→ **Stated exercise**
Identify all lines below that hold "Mezdad" and collect them.

→ **Data for this task**
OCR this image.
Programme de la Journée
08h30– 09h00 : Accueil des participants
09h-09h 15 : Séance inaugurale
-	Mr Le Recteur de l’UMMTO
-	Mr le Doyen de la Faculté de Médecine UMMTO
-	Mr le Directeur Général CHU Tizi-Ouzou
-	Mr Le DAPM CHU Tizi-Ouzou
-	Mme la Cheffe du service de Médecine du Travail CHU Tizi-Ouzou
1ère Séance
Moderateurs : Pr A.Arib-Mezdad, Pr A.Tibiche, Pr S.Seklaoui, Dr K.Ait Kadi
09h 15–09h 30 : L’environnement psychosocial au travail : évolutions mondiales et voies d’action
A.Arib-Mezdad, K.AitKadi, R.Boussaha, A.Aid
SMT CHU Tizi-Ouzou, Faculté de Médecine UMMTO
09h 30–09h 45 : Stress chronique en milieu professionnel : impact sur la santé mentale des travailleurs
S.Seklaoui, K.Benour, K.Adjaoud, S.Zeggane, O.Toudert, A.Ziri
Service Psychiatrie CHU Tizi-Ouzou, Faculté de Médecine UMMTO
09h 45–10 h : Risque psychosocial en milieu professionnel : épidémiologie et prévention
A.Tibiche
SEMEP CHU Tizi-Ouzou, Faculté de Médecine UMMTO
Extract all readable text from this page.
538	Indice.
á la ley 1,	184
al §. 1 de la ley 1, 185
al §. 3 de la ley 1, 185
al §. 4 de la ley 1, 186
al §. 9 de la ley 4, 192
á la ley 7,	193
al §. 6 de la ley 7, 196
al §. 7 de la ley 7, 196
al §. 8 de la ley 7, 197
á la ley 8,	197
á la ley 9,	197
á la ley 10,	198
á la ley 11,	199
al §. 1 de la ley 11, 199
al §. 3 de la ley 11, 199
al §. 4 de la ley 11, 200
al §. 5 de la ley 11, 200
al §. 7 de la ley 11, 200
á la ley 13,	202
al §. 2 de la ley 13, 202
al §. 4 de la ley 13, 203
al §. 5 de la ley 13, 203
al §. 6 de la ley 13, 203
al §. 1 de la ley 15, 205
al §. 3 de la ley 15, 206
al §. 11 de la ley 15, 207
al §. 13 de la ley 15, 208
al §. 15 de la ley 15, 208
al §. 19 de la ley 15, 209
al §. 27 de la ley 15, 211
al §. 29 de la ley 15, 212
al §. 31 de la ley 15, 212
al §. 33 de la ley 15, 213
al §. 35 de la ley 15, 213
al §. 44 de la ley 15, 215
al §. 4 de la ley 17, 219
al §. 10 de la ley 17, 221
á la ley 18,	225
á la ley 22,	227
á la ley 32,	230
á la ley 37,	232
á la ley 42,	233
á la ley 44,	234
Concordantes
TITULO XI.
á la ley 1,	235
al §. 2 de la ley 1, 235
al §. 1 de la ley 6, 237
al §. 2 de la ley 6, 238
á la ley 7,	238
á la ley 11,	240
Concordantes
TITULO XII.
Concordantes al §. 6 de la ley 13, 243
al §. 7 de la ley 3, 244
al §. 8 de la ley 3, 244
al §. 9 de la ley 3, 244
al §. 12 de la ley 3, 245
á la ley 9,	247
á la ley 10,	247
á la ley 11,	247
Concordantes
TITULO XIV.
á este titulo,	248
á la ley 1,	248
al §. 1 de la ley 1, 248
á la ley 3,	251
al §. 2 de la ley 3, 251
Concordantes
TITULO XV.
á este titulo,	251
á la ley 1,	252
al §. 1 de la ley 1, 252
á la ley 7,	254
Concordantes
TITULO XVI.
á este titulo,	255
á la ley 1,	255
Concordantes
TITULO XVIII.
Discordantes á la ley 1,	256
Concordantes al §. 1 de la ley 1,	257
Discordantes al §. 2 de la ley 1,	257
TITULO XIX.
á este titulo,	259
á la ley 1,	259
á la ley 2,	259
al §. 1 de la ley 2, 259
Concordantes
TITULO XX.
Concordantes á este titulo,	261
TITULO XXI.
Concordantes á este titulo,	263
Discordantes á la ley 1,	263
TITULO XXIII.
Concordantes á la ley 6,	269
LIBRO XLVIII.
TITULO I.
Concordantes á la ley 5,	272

→ **Final result**
Moderateurs : Pr A.Arib-Mezdad, Pr A.Tibiche, Pr S.Seklaoui, Dr K.Ait Kadi
A.Arib-Mezdad, K.AitKadi, R.Boussaha, A.Aid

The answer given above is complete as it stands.